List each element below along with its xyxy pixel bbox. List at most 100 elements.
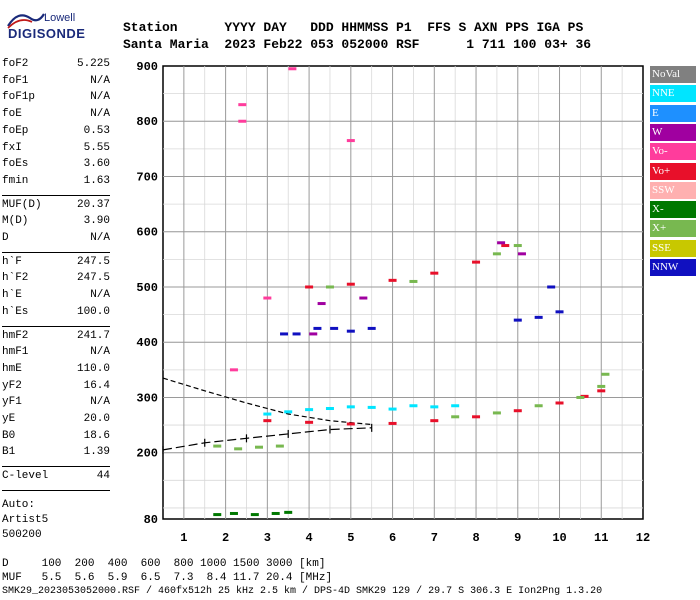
param-divider: [2, 466, 110, 468]
param-value: N/A: [90, 232, 110, 244]
echo-point: [229, 368, 238, 372]
param-name: B0: [2, 429, 16, 442]
legend-entry: NoVal: [650, 66, 696, 83]
param-row: B0 18.6: [2, 430, 110, 446]
echo-point: [213, 513, 222, 517]
param-name: foF2: [2, 58, 29, 70]
x-tick-label: 5: [347, 531, 354, 545]
echo-point: [409, 279, 418, 283]
echo-point: [255, 445, 263, 449]
echo-point: [492, 411, 501, 415]
param-row: foF1 N/A: [2, 75, 110, 91]
header-values: Santa Maria 2023 Feb22 053 052000 RSF 1 …: [123, 37, 592, 52]
param-row: foF1p N/A: [2, 91, 110, 107]
echo-point: [359, 296, 368, 300]
echo-point: [430, 405, 439, 409]
param-name: yE: [2, 413, 16, 425]
y-tick-label: 700: [136, 170, 158, 184]
param-row: foF2 5.225: [2, 58, 110, 74]
logo-text-digisonde: DIGISONDE: [8, 26, 86, 41]
echo-point: [346, 282, 355, 286]
param-row: fxI 5.55: [2, 142, 110, 158]
param-value: 241.7: [76, 329, 110, 342]
legend-entry: X-: [650, 201, 696, 219]
param-value: N/A: [90, 108, 110, 121]
digisonde-logo: Lowell DIGISONDE: [6, 8, 116, 48]
param-row: h`F 247.5: [2, 256, 110, 272]
param-name: MUF(D): [2, 198, 42, 211]
x-tick-label: 3: [264, 531, 271, 545]
param-name: h`F: [2, 255, 22, 268]
echo-point: [325, 407, 334, 411]
param-row: C-level 44: [2, 470, 110, 486]
param-row: foEs 3.60: [2, 158, 110, 174]
plot-area: [162, 65, 644, 520]
param-name: B1: [2, 446, 16, 459]
echo-point: [555, 401, 564, 405]
echo-point: [601, 372, 610, 376]
x-tick-label: 1: [180, 531, 187, 545]
echo-point: [534, 315, 543, 319]
legend-entry: SSW: [650, 181, 696, 199]
echo-point: [305, 285, 314, 289]
param-value: 3.60: [83, 158, 110, 171]
y-tick-label: 800: [136, 115, 158, 129]
x-tick-label: 8: [472, 531, 479, 545]
file-info-footer: SMK29_2023053052000.RSF / 460fx512h 25 k…: [2, 586, 603, 597]
echo-point: [275, 444, 284, 448]
echo-point: [534, 404, 543, 408]
echo-point: [238, 119, 247, 123]
param-divider: [2, 194, 110, 196]
param-name: foF1p: [2, 91, 36, 104]
param-row: hmF1 N/A: [2, 346, 110, 362]
y-tick-label: 600: [136, 226, 158, 240]
echo-point: [513, 409, 522, 413]
param-divider: [2, 251, 110, 253]
echo-point: [513, 318, 522, 322]
echo-point: [346, 405, 355, 409]
param-value: 16.4: [83, 379, 110, 392]
param-value: 100.0: [76, 305, 110, 318]
x-tick-label: 12: [636, 531, 650, 545]
logo-text-lowell: Lowell: [44, 12, 76, 24]
echo-point: [451, 404, 460, 408]
param-value: 3.90: [83, 215, 110, 228]
param-row: D N/A: [2, 232, 110, 248]
echo-point: [234, 447, 243, 451]
param-divider: [2, 325, 110, 327]
echo-point: [492, 252, 501, 256]
echo-point: [346, 139, 355, 143]
muf-row: MUF 5.5 5.6 5.9 6.5 7.3 8.4 11.7 20.4 [M…: [2, 572, 333, 584]
y-tick-label: 400: [136, 336, 158, 350]
param-row: yF2 16.4: [2, 380, 110, 396]
param-name: hmF2: [2, 329, 29, 342]
echo-point: [388, 421, 397, 425]
param-name: fxI: [2, 141, 22, 154]
echo-point: [250, 513, 259, 517]
param-row: foE N/A: [2, 108, 110, 124]
echo-point: [280, 332, 289, 336]
echo-point: [513, 244, 522, 248]
echo-point: [309, 332, 318, 336]
param-row: h`Es 100.0: [2, 306, 110, 322]
legend-entry: NNE: [650, 85, 696, 103]
x-tick-label: 2: [222, 531, 229, 545]
echo-point: [497, 241, 506, 245]
echo-point: [430, 419, 439, 423]
param-value: 1.63: [83, 174, 110, 187]
autoscaling-line: 500200: [2, 528, 42, 541]
echo-point: [317, 302, 326, 306]
legend-entry: NNW: [650, 259, 696, 276]
echo-point: [388, 407, 397, 411]
param-row: hmE 110.0: [2, 363, 110, 379]
echo-point: [597, 384, 606, 388]
echo-point: [284, 510, 293, 514]
param-row: hmF2 241.7: [2, 330, 110, 346]
x-trace-line: [162, 427, 372, 451]
distance-row: D 100 200 400 600 800 1000 1500 3000 [km…: [2, 558, 326, 570]
echo-point: [501, 244, 510, 248]
param-name: C-level: [2, 470, 49, 483]
autoscaling-line: Auto:: [2, 498, 36, 511]
param-row: h`F2 247.5: [2, 272, 110, 288]
param-name: h`F2: [2, 272, 29, 285]
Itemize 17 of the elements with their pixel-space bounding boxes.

- - - - - - -

Extract each line of the data above that contains the string "Lowell", with uppercase and lowercase letters treated as distinct.

* Output below *
digisonde-logo: Lowell DIGISONDE: [6, 8, 116, 48]
logo-text-lowell: Lowell: [44, 12, 76, 24]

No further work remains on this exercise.